WHAT YOU ARE ASKED TO DO —
Copy all of the material word for word, except for the pictures.

Stored items —
•••
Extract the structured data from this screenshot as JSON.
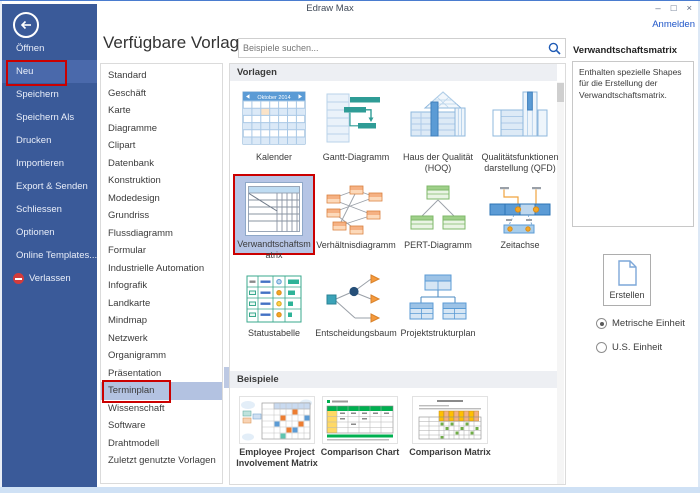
{
  "titlebar": {
    "title": "Edraw Max",
    "minimize": "–",
    "maximize": "□",
    "close": "×",
    "signin": "Anmelden"
  },
  "sidebar": {
    "items": [
      "Öffnen",
      "Neu",
      "Speichern",
      "Speichern Als",
      "Drucken",
      "Importieren",
      "Export & Senden",
      "Schliessen",
      "Optionen",
      "Online Templates...",
      "Verlassen"
    ],
    "active_item": "Neu"
  },
  "main": {
    "heading": "Verfügbare Vorlagen",
    "search_placeholder": "Beispiele suchen...",
    "templates_section": "Vorlagen",
    "examples_section": "Beispiele"
  },
  "categories": {
    "items": [
      "Standard",
      "Geschäft",
      "Karte",
      "Diagramme",
      "Clipart",
      "Datenbank",
      "Konstruktion",
      "Modedesign",
      "Grundriss",
      "Flussdiagramm",
      "Formular",
      "Industrielle Automation",
      "Infografik",
      "Landkarte",
      "Mindmap",
      "Netzwerk",
      "Organigramm",
      "Präsentation",
      "Terminplan",
      "Wissenschaft",
      "Software",
      "Drahtmodell",
      "Zuletzt genutzte Vorlagen"
    ],
    "selected": "Terminplan"
  },
  "templates": {
    "items": [
      "Kalender",
      "Gantt-Diagramm",
      "Haus der Qualität (HOQ)",
      "Qualitätsfunktionendarstellung (QFD)",
      "Verwandtschaftsmatrix",
      "Verhältnisdiagramm",
      "PERT-Diagramm",
      "Zeitachse",
      "Statustabelle",
      "Entscheidungsbaum",
      "Projektstrukturplan"
    ],
    "selected": "Verwandtschaftsmatrix",
    "calendar_header": "Oktober 2014"
  },
  "examples": {
    "items": [
      "Employee Project Involvement Matrix",
      "Comparison Chart",
      "Comparison Matrix"
    ]
  },
  "details": {
    "title": "Verwandtschaftsmatrix",
    "description": "Enthalten spezielle Shapes für die Erstellung der Verwandtschaftsmatrix.",
    "create_label": "Erstellen",
    "units": [
      {
        "label": "Metrische Einheit",
        "selected": true
      },
      {
        "label": "U.S. Einheit",
        "selected": false
      }
    ]
  },
  "colors": {
    "sidebar_blue": "#3a5a99",
    "sidebar_highlight": "#4a69ab",
    "annotation_red": "#cb0000",
    "selection_blue": "#b6c5e5",
    "link_blue": "#1e55c8",
    "accent_blue": "#5b9bd5"
  }
}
•••
TASK OUTPUT —
Extract the structured data from this screenshot as JSON.
{
  "titlebar": {
    "title": "Edraw Max",
    "minimize": "–",
    "maximize": "□",
    "close": "×",
    "signin": "Anmelden"
  },
  "sidebar": {
    "items": [
      "Öffnen",
      "Neu",
      "Speichern",
      "Speichern Als",
      "Drucken",
      "Importieren",
      "Export & Senden",
      "Schliessen",
      "Optionen",
      "Online Templates...",
      "Verlassen"
    ],
    "active_item": "Neu"
  },
  "main": {
    "heading": "Verfügbare Vorlagen",
    "search_placeholder": "Beispiele suchen...",
    "templates_section": "Vorlagen",
    "examples_section": "Beispiele"
  },
  "categories": {
    "items": [
      "Standard",
      "Geschäft",
      "Karte",
      "Diagramme",
      "Clipart",
      "Datenbank",
      "Konstruktion",
      "Modedesign",
      "Grundriss",
      "Flussdiagramm",
      "Formular",
      "Industrielle Automation",
      "Infografik",
      "Landkarte",
      "Mindmap",
      "Netzwerk",
      "Organigramm",
      "Präsentation",
      "Terminplan",
      "Wissenschaft",
      "Software",
      "Drahtmodell",
      "Zuletzt genutzte Vorlagen"
    ],
    "selected": "Terminplan"
  },
  "templates": {
    "items": [
      "Kalender",
      "Gantt-Diagramm",
      "Haus der Qualität (HOQ)",
      "Qualitätsfunktionendarstellung (QFD)",
      "Verwandtschaftsmatrix",
      "Verhältnisdiagramm",
      "PERT-Diagramm",
      "Zeitachse",
      "Statustabelle",
      "Entscheidungsbaum",
      "Projektstrukturplan"
    ],
    "selected": "Verwandtschaftsmatrix",
    "calendar_header": "Oktober 2014"
  },
  "examples": {
    "items": [
      "Employee Project Involvement Matrix",
      "Comparison Chart",
      "Comparison Matrix"
    ]
  },
  "details": {
    "title": "Verwandtschaftsmatrix",
    "description": "Enthalten spezielle Shapes für die Erstellung der Verwandtschaftsmatrix.",
    "create_label": "Erstellen",
    "units": [
      {
        "label": "Metrische Einheit",
        "selected": true
      },
      {
        "label": "U.S. Einheit",
        "selected": false
      }
    ]
  },
  "colors": {
    "sidebar_blue": "#3a5a99",
    "sidebar_highlight": "#4a69ab",
    "annotation_red": "#cb0000",
    "selection_blue": "#b6c5e5",
    "link_blue": "#1e55c8",
    "accent_blue": "#5b9bd5"
  }
}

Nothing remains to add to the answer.